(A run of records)
--- BEGIN ---

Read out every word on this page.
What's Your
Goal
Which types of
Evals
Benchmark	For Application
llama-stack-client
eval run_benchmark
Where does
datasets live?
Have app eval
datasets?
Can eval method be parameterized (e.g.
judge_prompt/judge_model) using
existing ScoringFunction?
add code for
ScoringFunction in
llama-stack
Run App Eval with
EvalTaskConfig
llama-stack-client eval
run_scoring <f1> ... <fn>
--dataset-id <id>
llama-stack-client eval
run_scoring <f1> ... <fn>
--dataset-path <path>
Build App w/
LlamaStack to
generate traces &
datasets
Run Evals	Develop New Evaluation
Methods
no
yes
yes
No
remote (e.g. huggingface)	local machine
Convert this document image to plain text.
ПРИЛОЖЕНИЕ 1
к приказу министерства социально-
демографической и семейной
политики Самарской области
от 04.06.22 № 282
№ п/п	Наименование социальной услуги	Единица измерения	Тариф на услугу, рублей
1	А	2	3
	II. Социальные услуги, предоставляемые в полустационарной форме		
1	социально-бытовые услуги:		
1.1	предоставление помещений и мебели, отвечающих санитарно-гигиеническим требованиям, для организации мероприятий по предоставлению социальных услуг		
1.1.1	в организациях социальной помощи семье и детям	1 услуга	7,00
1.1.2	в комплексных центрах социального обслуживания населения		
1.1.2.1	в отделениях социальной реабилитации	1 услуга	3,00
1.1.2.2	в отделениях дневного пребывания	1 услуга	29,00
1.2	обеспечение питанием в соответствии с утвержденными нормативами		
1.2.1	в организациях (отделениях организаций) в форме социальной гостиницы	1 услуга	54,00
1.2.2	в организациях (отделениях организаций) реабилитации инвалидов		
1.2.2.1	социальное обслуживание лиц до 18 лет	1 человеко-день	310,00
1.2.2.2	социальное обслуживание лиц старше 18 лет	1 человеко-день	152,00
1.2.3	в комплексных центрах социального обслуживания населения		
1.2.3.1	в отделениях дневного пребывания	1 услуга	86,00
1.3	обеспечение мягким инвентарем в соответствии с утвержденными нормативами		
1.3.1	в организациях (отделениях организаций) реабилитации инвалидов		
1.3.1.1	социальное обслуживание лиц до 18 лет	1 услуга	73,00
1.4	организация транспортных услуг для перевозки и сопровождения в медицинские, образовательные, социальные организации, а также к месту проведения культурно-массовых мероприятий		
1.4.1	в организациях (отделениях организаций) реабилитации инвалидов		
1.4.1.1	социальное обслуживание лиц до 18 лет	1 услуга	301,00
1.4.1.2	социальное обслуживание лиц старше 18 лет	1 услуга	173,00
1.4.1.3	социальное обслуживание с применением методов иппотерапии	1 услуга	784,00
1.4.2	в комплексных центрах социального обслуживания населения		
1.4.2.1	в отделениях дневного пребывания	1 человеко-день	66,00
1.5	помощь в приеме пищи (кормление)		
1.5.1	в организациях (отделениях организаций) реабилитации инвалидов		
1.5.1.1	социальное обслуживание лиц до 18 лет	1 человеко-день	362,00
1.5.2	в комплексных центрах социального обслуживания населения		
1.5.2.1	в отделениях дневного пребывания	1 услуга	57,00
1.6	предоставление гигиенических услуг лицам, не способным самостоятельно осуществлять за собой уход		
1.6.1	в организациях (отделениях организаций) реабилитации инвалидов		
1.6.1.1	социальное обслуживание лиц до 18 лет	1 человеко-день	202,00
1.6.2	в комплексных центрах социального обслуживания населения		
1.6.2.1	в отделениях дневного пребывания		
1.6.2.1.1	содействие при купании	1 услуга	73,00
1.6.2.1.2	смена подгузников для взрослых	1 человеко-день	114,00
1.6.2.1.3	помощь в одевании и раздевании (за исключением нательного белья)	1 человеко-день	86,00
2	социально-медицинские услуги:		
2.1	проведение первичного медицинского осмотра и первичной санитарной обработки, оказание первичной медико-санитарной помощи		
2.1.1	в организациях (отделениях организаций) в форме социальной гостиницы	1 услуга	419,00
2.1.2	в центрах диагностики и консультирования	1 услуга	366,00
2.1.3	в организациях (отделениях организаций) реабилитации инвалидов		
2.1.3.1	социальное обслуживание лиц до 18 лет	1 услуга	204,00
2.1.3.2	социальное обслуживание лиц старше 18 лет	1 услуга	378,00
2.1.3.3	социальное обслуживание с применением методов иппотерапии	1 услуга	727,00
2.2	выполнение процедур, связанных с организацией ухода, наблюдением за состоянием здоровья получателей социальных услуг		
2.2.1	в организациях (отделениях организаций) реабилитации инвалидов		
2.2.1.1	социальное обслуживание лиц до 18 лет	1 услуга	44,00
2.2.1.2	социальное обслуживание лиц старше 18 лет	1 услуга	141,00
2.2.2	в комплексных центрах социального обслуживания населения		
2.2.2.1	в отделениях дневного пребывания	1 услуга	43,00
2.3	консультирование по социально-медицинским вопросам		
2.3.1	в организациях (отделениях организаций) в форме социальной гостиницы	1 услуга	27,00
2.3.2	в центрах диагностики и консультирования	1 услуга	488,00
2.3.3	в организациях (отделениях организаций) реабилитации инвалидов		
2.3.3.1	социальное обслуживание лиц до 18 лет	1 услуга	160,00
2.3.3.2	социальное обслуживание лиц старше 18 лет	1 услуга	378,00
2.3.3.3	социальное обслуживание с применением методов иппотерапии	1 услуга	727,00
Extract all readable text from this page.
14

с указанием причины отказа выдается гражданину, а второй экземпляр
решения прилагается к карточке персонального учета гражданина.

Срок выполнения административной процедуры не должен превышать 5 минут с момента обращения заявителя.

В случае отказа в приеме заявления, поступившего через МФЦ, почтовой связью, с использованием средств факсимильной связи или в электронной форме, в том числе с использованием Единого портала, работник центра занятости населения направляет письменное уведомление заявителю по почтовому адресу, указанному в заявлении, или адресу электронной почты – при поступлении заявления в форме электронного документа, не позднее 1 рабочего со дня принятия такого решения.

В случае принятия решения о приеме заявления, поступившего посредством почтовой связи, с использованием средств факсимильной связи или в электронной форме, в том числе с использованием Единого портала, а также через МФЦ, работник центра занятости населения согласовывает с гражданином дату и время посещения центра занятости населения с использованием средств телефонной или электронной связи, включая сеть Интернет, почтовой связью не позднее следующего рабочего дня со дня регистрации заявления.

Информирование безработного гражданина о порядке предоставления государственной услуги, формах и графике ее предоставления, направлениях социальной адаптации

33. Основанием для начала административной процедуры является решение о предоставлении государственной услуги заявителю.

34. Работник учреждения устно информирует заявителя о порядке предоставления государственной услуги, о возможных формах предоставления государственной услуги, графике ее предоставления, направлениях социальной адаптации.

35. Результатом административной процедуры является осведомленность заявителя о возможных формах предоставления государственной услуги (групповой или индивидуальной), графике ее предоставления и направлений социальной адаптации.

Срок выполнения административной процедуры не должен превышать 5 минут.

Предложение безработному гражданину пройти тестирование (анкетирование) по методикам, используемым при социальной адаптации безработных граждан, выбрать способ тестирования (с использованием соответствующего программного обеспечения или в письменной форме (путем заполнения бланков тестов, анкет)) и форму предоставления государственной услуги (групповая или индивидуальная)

--- END ---

_WRITTEN INSTRUCTION_: Among these entries, how many lines include the string "Evals"? Reply with the number by itself.

_ANSWER FOR THE TASK_: 2